[START Records shown]

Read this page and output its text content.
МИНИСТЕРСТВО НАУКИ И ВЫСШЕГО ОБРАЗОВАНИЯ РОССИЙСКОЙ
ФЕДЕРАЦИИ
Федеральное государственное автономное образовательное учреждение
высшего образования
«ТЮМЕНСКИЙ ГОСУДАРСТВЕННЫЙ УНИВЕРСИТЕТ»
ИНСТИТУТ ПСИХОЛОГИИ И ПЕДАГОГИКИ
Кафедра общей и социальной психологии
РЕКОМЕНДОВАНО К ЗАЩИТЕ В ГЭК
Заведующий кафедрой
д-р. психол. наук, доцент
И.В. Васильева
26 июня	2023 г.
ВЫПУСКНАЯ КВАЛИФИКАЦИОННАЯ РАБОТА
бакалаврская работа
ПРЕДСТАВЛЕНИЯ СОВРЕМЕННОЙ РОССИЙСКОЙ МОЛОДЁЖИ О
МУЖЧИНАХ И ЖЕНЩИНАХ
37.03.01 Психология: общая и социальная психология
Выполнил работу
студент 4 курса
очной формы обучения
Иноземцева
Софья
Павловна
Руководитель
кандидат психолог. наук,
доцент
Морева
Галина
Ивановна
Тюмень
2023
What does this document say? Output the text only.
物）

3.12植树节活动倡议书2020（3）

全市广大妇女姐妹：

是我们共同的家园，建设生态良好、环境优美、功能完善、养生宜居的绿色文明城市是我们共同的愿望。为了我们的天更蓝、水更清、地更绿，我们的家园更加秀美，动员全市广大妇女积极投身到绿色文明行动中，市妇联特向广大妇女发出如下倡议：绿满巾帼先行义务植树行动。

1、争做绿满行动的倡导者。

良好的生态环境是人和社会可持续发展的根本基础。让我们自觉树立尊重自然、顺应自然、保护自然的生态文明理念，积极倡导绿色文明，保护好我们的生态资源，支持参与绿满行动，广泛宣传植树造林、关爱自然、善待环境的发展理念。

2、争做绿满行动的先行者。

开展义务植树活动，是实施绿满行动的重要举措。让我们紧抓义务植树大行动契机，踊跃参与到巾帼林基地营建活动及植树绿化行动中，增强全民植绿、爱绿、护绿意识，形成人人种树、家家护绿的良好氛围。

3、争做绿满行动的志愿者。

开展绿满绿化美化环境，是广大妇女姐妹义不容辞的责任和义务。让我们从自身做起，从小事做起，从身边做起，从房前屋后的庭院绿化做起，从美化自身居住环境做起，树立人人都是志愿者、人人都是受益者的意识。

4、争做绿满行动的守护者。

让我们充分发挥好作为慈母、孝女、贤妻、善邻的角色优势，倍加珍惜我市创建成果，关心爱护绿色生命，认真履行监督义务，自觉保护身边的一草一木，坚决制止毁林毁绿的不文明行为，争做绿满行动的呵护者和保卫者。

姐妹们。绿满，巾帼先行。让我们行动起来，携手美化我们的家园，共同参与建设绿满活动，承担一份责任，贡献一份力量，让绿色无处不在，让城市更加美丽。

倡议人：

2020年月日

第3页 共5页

[END Records shown]

■ Work to do
Go through the preceding material and copy each line that has the word "this".

■ Task response
Read this page and output its text content.
What does this document say? Output the text only.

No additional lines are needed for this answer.